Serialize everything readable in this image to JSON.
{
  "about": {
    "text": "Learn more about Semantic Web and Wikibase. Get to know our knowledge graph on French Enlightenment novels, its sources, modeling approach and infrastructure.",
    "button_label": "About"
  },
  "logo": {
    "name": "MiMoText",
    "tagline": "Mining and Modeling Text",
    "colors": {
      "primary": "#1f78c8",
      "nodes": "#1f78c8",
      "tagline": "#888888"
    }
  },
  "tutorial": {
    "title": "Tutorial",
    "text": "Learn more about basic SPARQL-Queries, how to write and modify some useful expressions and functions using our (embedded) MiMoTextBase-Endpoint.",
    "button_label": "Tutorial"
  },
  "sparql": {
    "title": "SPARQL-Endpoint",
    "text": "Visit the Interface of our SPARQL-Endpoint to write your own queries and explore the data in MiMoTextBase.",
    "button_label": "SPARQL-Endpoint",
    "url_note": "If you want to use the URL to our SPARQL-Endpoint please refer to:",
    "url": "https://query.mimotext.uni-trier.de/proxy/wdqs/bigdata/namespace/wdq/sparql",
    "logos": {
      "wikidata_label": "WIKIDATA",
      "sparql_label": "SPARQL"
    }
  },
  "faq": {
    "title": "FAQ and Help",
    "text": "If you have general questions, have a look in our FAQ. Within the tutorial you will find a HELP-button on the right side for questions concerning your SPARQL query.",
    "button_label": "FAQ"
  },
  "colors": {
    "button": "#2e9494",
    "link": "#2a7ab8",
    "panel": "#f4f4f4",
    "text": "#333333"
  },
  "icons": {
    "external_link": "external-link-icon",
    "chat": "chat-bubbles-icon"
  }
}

#### Task brief:
Extract the full listing above without altering anything.

#### Answer to this problem:
Serialize everything readable in this image to JSON.
{
  "about": {
    "text": "Learn more about Semantic Web and Wikibase. Get to know our knowledge graph on French Enlightenment novels, its sources, modeling approach and infrastructure.",
    "button_label": "About"
  },
  "logo": {
    "name": "MiMoText",
    "tagline": "Mining and Modeling Text",
    "colors": {
      "primary": "#1f78c8",
      "nodes": "#1f78c8",
      "tagline": "#888888"
    }
  },
  "tutorial": {
    "title": "Tutorial",
    "text": "Learn more about basic SPARQL-Queries, how to write and modify some useful expressions and functions using our (embedded) MiMoTextBase-Endpoint.",
    "button_label": "Tutorial"
  },
  "sparql": {
    "title": "SPARQL-Endpoint",
    "text": "Visit the Interface of our SPARQL-Endpoint to write your own queries and explore the data in MiMoTextBase.",
    "button_label": "SPARQL-Endpoint",
    "url_note": "If you want to use the URL to our SPARQL-Endpoint please refer to:",
    "url": "https://query.mimotext.uni-trier.de/proxy/wdqs/bigdata/namespace/wdq/sparql",
    "logos": {
      "wikidata_label": "WIKIDATA",
      "sparql_label": "SPARQL"
    }
  },
  "faq": {
    "title": "FAQ and Help",
    "text": "If you have general questions, have a look in our FAQ. Within the tutorial you will find a HELP-button on the right side for questions concerning your SPARQL query.",
    "button_label": "FAQ"
  },
  "colors": {
    "button": "#2e9494",
    "link": "#2a7ab8",
    "panel": "#f4f4f4",
    "text": "#333333"
  },
  "icons": {
    "external_link": "external-link-icon",
    "chat": "chat-bubbles-icon"
  }
}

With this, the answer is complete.